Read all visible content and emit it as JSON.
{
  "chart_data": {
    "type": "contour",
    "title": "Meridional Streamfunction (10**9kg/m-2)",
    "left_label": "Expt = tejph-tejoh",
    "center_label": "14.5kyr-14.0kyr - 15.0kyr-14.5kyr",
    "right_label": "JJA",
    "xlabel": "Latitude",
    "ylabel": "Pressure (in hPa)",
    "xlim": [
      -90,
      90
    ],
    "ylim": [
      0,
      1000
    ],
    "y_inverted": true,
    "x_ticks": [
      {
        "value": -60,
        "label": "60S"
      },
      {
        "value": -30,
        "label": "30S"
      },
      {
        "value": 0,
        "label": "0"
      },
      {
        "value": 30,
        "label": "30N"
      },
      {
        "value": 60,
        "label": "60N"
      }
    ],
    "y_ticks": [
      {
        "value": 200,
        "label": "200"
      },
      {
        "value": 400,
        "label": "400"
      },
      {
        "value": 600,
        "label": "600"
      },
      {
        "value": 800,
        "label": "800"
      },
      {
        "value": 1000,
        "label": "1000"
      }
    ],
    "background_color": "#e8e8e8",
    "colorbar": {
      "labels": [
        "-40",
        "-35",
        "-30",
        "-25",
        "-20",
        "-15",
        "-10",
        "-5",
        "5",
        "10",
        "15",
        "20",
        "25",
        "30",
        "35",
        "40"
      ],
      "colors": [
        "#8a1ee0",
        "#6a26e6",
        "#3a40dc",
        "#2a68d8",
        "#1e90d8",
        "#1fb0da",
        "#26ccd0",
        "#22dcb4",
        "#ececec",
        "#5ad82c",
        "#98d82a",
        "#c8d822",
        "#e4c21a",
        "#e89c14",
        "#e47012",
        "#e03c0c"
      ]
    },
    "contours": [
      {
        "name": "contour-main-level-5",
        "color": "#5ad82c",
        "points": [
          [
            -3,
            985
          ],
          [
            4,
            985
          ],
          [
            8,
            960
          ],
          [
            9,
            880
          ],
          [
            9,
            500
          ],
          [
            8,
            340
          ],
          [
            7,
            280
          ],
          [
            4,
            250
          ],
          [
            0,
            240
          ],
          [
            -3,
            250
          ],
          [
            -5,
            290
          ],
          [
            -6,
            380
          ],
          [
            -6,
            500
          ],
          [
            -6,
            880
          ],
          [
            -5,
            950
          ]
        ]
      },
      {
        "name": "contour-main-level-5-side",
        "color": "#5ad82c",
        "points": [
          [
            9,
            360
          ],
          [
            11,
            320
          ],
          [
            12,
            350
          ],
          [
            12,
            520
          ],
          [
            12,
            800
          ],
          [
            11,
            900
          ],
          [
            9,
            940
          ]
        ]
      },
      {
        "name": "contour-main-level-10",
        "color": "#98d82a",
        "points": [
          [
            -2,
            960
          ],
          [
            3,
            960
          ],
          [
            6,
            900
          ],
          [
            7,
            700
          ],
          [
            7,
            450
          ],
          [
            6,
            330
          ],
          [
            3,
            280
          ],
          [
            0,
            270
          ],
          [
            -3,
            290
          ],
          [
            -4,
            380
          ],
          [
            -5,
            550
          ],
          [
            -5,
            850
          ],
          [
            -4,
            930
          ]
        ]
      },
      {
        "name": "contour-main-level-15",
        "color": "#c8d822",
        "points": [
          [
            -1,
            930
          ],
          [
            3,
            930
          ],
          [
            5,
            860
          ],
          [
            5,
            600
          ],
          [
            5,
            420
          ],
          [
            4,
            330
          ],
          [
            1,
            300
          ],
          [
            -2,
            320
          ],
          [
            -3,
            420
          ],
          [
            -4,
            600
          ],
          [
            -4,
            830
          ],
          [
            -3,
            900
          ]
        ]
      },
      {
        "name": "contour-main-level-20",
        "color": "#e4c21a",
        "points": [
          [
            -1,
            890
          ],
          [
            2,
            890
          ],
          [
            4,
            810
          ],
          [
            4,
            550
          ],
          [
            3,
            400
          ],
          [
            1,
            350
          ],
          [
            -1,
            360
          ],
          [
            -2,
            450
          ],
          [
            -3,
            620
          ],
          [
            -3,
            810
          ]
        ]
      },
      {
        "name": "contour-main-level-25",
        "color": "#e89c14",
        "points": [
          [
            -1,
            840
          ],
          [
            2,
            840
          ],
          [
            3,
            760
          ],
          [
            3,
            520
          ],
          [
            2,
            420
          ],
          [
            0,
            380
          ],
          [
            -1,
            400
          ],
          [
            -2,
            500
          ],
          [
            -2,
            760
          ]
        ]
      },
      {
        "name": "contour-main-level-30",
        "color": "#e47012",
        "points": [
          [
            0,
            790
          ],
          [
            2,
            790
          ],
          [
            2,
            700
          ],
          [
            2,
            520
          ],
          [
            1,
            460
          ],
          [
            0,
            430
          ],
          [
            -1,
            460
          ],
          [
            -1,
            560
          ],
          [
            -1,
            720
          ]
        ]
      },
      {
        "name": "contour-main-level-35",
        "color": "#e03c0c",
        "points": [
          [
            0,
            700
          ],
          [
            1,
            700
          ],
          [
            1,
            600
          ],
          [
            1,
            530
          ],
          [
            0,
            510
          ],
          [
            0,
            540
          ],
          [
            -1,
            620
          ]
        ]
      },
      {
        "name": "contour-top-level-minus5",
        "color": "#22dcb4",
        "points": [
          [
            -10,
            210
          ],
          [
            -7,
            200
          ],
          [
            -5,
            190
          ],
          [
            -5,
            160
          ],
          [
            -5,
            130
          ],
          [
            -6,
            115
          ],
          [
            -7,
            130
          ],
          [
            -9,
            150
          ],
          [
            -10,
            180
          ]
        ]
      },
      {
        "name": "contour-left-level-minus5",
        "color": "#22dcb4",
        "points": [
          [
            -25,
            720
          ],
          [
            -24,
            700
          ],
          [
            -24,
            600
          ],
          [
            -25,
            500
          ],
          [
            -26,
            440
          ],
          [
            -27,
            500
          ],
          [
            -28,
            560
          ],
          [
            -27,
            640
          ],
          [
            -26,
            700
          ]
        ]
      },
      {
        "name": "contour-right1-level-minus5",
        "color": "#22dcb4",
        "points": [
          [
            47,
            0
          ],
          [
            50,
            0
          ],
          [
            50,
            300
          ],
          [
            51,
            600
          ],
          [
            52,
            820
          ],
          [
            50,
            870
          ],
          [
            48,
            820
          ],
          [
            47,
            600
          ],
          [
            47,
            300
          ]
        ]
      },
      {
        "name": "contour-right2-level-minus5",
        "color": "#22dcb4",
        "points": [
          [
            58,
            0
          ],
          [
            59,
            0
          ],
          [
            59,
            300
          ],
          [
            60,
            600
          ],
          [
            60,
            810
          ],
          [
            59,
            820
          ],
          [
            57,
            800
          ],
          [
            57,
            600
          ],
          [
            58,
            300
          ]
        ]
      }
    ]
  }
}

- [EXERCISE REQUIREMENTS]: Identify each line in the records above containing the word "name"; copy those lines.

- [TASK OUTPUT]:
        "name": "contour-main-level-5",
        "name": "contour-main-level-5-side",
        "name": "contour-main-level-10",
        "name": "contour-main-level-15",
        "name": "contour-main-level-20",
        "name": "contour-main-level-25",
        "name": "contour-main-level-30",
        "name": "contour-main-level-35",
        "name": "contour-top-level-minus5",
        "name": "contour-left-level-minus5",
        "name": "contour-right1-level-minus5",
        "name": "contour-right2-level-minus5",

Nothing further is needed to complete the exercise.